--- start of INFORMATION SHOWN ---
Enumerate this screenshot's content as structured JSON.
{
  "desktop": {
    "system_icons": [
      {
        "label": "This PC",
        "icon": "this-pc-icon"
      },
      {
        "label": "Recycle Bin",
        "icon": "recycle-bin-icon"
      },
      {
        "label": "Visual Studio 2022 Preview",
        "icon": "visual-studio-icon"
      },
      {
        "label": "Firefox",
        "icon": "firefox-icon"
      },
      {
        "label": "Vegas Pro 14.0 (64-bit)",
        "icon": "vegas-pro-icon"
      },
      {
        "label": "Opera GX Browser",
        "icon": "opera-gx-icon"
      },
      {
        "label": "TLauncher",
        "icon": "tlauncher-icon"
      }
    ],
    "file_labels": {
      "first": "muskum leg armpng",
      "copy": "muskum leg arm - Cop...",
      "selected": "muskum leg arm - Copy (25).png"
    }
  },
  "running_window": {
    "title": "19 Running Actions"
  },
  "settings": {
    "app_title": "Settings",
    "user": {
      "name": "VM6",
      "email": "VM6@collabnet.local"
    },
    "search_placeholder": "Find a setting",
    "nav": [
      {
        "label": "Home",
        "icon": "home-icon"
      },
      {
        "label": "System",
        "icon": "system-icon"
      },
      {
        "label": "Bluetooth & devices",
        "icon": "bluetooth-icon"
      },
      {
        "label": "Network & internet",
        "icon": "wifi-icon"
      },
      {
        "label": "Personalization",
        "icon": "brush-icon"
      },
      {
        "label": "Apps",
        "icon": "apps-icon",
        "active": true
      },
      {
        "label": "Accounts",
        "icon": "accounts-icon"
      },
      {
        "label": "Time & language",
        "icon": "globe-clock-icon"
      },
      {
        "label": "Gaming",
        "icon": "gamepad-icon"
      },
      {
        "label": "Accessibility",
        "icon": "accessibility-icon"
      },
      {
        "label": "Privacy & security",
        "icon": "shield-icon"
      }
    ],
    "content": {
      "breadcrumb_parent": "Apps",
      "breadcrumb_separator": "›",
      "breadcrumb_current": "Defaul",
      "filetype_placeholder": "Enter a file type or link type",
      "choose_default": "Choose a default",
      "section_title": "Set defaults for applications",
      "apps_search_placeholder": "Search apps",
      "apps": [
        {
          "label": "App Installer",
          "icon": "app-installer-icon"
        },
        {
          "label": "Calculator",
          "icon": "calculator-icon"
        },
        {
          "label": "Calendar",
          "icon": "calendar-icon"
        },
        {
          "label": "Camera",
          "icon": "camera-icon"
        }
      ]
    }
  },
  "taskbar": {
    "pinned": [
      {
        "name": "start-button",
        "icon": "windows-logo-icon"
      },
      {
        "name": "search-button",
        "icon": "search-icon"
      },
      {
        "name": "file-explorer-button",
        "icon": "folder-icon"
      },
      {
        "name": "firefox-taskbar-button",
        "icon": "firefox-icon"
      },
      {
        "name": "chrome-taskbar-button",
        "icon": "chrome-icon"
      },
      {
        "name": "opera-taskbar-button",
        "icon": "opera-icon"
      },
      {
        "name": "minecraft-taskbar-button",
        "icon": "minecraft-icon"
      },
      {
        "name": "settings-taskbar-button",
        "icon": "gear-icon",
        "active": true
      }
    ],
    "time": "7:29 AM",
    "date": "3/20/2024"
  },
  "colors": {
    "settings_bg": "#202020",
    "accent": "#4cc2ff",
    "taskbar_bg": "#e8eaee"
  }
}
--- end of INFORMATION SHOWN ---
Using the listing above, please repeat every entry exactly.

Enumerate this screenshot's content as structured JSON.
{
  "desktop": {
    "system_icons": [
      {
        "label": "This PC",
        "icon": "this-pc-icon"
      },
      {
        "label": "Recycle Bin",
        "icon": "recycle-bin-icon"
      },
      {
        "label": "Visual Studio 2022 Preview",
        "icon": "visual-studio-icon"
      },
      {
        "label": "Firefox",
        "icon": "firefox-icon"
      },
      {
        "label": "Vegas Pro 14.0 (64-bit)",
        "icon": "vegas-pro-icon"
      },
      {
        "label": "Opera GX Browser",
        "icon": "opera-gx-icon"
      },
      {
        "label": "TLauncher",
        "icon": "tlauncher-icon"
      }
    ],
    "file_labels": {
      "first": "muskum leg armpng",
      "copy": "muskum leg arm - Cop...",
      "selected": "muskum leg arm - Copy (25).png"
    }
  },
  "running_window": {
    "title": "19 Running Actions"
  },
  "settings": {
    "app_title": "Settings",
    "user": {
      "name": "VM6",
      "email": "VM6@collabnet.local"
    },
    "search_placeholder": "Find a setting",
    "nav": [
      {
        "label": "Home",
        "icon": "home-icon"
      },
      {
        "label": "System",
        "icon": "system-icon"
      },
      {
        "label": "Bluetooth & devices",
        "icon": "bluetooth-icon"
      },
      {
        "label": "Network & internet",
        "icon": "wifi-icon"
      },
      {
        "label": "Personalization",
        "icon": "brush-icon"
      },
      {
        "label": "Apps",
        "icon": "apps-icon",
        "active": true
      },
      {
        "label": "Accounts",
        "icon": "accounts-icon"
      },
      {
        "label": "Time & language",
        "icon": "globe-clock-icon"
      },
      {
        "label": "Gaming",
        "icon": "gamepad-icon"
      },
      {
        "label": "Accessibility",
        "icon": "accessibility-icon"
      },
      {
        "label": "Privacy & security",
        "icon": "shield-icon"
      }
    ],
    "content": {
      "breadcrumb_parent": "Apps",
      "breadcrumb_separator": "›",
      "breadcrumb_current": "Defaul",
      "filetype_placeholder": "Enter a file type or link type",
      "choose_default": "Choose a default",
      "section_title": "Set defaults for applications",
      "apps_search_placeholder": "Search apps",
      "apps": [
        {
          "label": "App Installer",
          "icon": "app-installer-icon"
        },
        {
          "label": "Calculator",
          "icon": "calculator-icon"
        },
        {
          "label": "Calendar",
          "icon": "calendar-icon"
        },
        {
          "label": "Camera",
          "icon": "camera-icon"
        }
      ]
    }
  },
  "taskbar": {
    "pinned": [
      {
        "name": "start-button",
        "icon": "windows-logo-icon"
      },
      {
        "name": "search-button",
        "icon": "search-icon"
      },
      {
        "name": "file-explorer-button",
        "icon": "folder-icon"
      },
      {
        "name": "firefox-taskbar-button",
        "icon": "firefox-icon"
      },
      {
        "name": "chrome-taskbar-button",
        "icon": "chrome-icon"
      },
      {
        "name": "opera-taskbar-button",
        "icon": "opera-icon"
      },
      {
        "name": "minecraft-taskbar-button",
        "icon": "minecraft-icon"
      },
      {
        "name": "settings-taskbar-button",
        "icon": "gear-icon",
        "active": true
      }
    ],
    "time": "7:29 AM",
    "date": "3/20/2024"
  },
  "colors": {
    "settings_bg": "#202020",
    "accent": "#4cc2ff",
    "taskbar_bg": "#e8eaee"
  }
}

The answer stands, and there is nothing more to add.